Exercise task ::
Retype the material that follows, keeping every word as it is.

******

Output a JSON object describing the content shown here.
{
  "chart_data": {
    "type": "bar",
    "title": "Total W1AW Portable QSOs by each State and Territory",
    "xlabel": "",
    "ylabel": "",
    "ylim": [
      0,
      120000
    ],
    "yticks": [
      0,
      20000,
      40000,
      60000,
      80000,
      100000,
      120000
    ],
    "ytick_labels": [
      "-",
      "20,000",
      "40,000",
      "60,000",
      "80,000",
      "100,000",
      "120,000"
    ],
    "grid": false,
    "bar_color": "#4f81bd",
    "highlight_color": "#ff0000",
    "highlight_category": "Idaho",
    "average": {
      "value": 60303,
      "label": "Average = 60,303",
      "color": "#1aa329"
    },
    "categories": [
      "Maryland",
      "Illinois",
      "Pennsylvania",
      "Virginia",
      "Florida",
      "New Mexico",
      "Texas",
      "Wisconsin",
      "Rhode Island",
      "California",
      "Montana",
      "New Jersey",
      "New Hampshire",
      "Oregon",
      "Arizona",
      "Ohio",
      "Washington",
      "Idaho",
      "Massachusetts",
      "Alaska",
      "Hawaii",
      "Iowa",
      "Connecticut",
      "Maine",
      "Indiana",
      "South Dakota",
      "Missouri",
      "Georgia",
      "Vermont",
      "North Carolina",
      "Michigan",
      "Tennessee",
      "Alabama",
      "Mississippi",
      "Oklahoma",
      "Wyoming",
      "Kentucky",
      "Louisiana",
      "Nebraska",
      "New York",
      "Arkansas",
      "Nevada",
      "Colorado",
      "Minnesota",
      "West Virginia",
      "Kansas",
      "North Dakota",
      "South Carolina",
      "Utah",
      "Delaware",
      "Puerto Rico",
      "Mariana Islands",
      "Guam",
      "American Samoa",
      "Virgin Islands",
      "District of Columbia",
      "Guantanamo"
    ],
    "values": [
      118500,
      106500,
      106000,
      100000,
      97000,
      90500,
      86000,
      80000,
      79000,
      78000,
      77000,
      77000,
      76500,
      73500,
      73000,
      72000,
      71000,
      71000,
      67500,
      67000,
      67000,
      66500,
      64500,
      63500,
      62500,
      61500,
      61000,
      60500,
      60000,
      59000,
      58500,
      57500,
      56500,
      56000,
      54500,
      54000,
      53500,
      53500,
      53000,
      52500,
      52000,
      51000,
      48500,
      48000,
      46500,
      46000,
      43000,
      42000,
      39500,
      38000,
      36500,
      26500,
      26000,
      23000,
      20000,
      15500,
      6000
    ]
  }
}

******

Completed exercise ::
Output a JSON object describing the content shown here.
{
  "chart_data": {
    "type": "bar",
    "title": "Total W1AW Portable QSOs by each State and Territory",
    "xlabel": "",
    "ylabel": "",
    "ylim": [
      0,
      120000
    ],
    "yticks": [
      0,
      20000,
      40000,
      60000,
      80000,
      100000,
      120000
    ],
    "ytick_labels": [
      "-",
      "20,000",
      "40,000",
      "60,000",
      "80,000",
      "100,000",
      "120,000"
    ],
    "grid": false,
    "bar_color": "#4f81bd",
    "highlight_color": "#ff0000",
    "highlight_category": "Idaho",
    "average": {
      "value": 60303,
      "label": "Average = 60,303",
      "color": "#1aa329"
    },
    "categories": [
      "Maryland",
      "Illinois",
      "Pennsylvania",
      "Virginia",
      "Florida",
      "New Mexico",
      "Texas",
      "Wisconsin",
      "Rhode Island",
      "California",
      "Montana",
      "New Jersey",
      "New Hampshire",
      "Oregon",
      "Arizona",
      "Ohio",
      "Washington",
      "Idaho",
      "Massachusetts",
      "Alaska",
      "Hawaii",
      "Iowa",
      "Connecticut",
      "Maine",
      "Indiana",
      "South Dakota",
      "Missouri",
      "Georgia",
      "Vermont",
      "North Carolina",
      "Michigan",
      "Tennessee",
      "Alabama",
      "Mississippi",
      "Oklahoma",
      "Wyoming",
      "Kentucky",
      "Louisiana",
      "Nebraska",
      "New York",
      "Arkansas",
      "Nevada",
      "Colorado",
      "Minnesota",
      "West Virginia",
      "Kansas",
      "North Dakota",
      "South Carolina",
      "Utah",
      "Delaware",
      "Puerto Rico",
      "Mariana Islands",
      "Guam",
      "American Samoa",
      "Virgin Islands",
      "District of Columbia",
      "Guantanamo"
    ],
    "values": [
      118500,
      106500,
      106000,
      100000,
      97000,
      90500,
      86000,
      80000,
      79000,
      78000,
      77000,
      77000,
      76500,
      73500,
      73000,
      72000,
      71000,
      71000,
      67500,
      67000,
      67000,
      66500,
      64500,
      63500,
      62500,
      61500,
      61000,
      60500,
      60000,
      59000,
      58500,
      57500,
      56500,
      56000,
      54500,
      54000,
      53500,
      53500,
      53000,
      52500,
      52000,
      51000,
      48500,
      48000,
      46500,
      46000,
      43000,
      42000,
      39500,
      38000,
      36500,
      26500,
      26000,
      23000,
      20000,
      15500,
      6000
    ]
  }
}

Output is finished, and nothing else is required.